Request » What lines of the data include the string "superior"? Copy them all.

....

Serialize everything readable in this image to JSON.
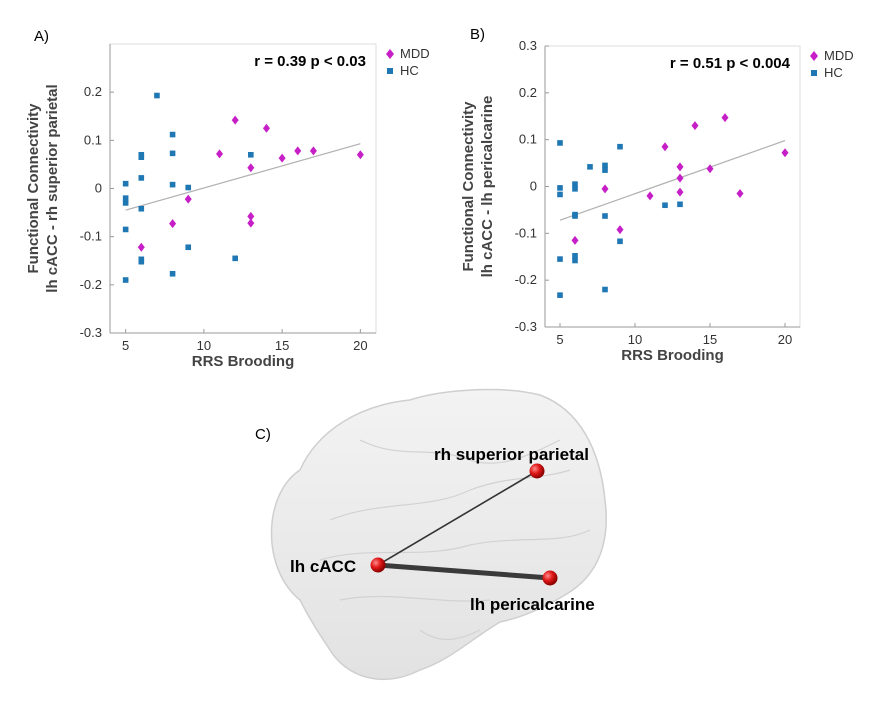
{
  "panels": {
    "a": "A)",
    "b": "B)",
    "c": "C)"
  },
  "chart_data": [
    {
      "type": "scatter",
      "xlabel": "RRS Brooding",
      "ylabel_lines": [
        "Functional Connectivity",
        "lh cACC - rh superior parietal"
      ],
      "xlim": [
        4,
        21
      ],
      "ylim": [
        -0.3,
        0.3
      ],
      "xticks": [
        5,
        10,
        15,
        20
      ],
      "yticks": [
        -0.3,
        -0.2,
        -0.1,
        0,
        0.1,
        0.2
      ],
      "ytick_labels": [
        "-0.3",
        "-0.2",
        "-0.1",
        "0",
        "0.1",
        "0.2"
      ],
      "annotation": "r = 0.39 p < 0.03",
      "legend": [
        "MDD",
        "HC"
      ],
      "colors": {
        "MDD": "#c71fc7",
        "HC": "#1f78b4",
        "fit": "#b0b0b0"
      },
      "fit_line": {
        "x": [
          5,
          20
        ],
        "y": [
          -0.045,
          0.093
        ]
      },
      "series": [
        {
          "name": "MDD",
          "marker": "diamond",
          "x": [
            6,
            8,
            9,
            11,
            12,
            13,
            13,
            13,
            14,
            15,
            16,
            17,
            20
          ],
          "y": [
            -0.122,
            -0.073,
            -0.022,
            0.072,
            0.142,
            0.043,
            -0.058,
            -0.072,
            0.125,
            0.063,
            0.078,
            0.078,
            0.07
          ]
        },
        {
          "name": "HC",
          "marker": "square",
          "x": [
            5,
            5,
            5,
            5,
            5,
            6,
            6,
            6,
            6,
            6,
            6,
            7,
            8,
            8,
            8,
            8,
            9,
            9,
            12,
            13
          ],
          "y": [
            0.01,
            -0.02,
            -0.03,
            -0.085,
            -0.19,
            0.07,
            0.065,
            0.022,
            -0.042,
            -0.147,
            -0.152,
            0.193,
            0.112,
            0.073,
            0.008,
            -0.177,
            0.002,
            -0.122,
            -0.145,
            0.07
          ]
        }
      ]
    },
    {
      "type": "scatter",
      "xlabel": "RRS Brooding",
      "ylabel_lines": [
        "Functional Connectivity",
        "lh cACC - lh pericalcarine"
      ],
      "xlim": [
        4,
        21
      ],
      "ylim": [
        -0.3,
        0.3
      ],
      "xticks": [
        5,
        10,
        15,
        20
      ],
      "yticks": [
        -0.3,
        -0.2,
        -0.1,
        0,
        0.1,
        0.2,
        0.3
      ],
      "ytick_labels": [
        "-0.3",
        "-0.2",
        "-0.1",
        "0",
        "0.1",
        "0.2",
        "0.3"
      ],
      "annotation": "r = 0.51 p < 0.004",
      "legend": [
        "MDD",
        "HC"
      ],
      "colors": {
        "MDD": "#c71fc7",
        "HC": "#1f78b4",
        "fit": "#b0b0b0"
      },
      "fit_line": {
        "x": [
          5,
          20
        ],
        "y": [
          -0.072,
          0.098
        ]
      },
      "series": [
        {
          "name": "MDD",
          "marker": "diamond",
          "x": [
            6,
            8,
            9,
            11,
            12,
            13,
            13,
            13,
            14,
            15,
            16,
            17,
            20
          ],
          "y": [
            -0.115,
            -0.005,
            -0.092,
            -0.02,
            0.085,
            0.042,
            0.018,
            -0.012,
            0.13,
            0.038,
            0.147,
            -0.015,
            0.072
          ]
        },
        {
          "name": "HC",
          "marker": "square",
          "x": [
            5,
            5,
            5,
            5,
            5,
            6,
            6,
            6,
            6,
            6,
            6,
            7,
            8,
            8,
            8,
            8,
            9,
            9,
            12,
            13
          ],
          "y": [
            0.093,
            -0.003,
            -0.017,
            -0.155,
            -0.232,
            0.005,
            -0.005,
            -0.06,
            -0.063,
            -0.148,
            -0.158,
            0.042,
            0.045,
            0.035,
            -0.063,
            -0.22,
            0.085,
            -0.117,
            -0.04,
            -0.038
          ]
        }
      ]
    }
  ],
  "brain": {
    "nodes": [
      {
        "id": "lh-cacc",
        "label": "lh cACC"
      },
      {
        "id": "rh-superior-parietal",
        "label": "rh superior parietal"
      },
      {
        "id": "lh-pericalcarine",
        "label": "lh pericalcarine"
      }
    ],
    "edges": [
      {
        "from": "lh-cacc",
        "to": "rh-superior-parietal",
        "weight": "thin"
      },
      {
        "from": "lh-cacc",
        "to": "lh-pericalcarine",
        "weight": "thick"
      }
    ],
    "colors": {
      "node": "#e02020",
      "edge": "#333333",
      "brain": "#dcdcdc"
    }
  }
}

....

Exercise answer »
        "lh cACC - rh superior parietal"
        "id": "rh-superior-parietal",
        "label": "rh superior parietal"
        "to": "rh-superior-parietal",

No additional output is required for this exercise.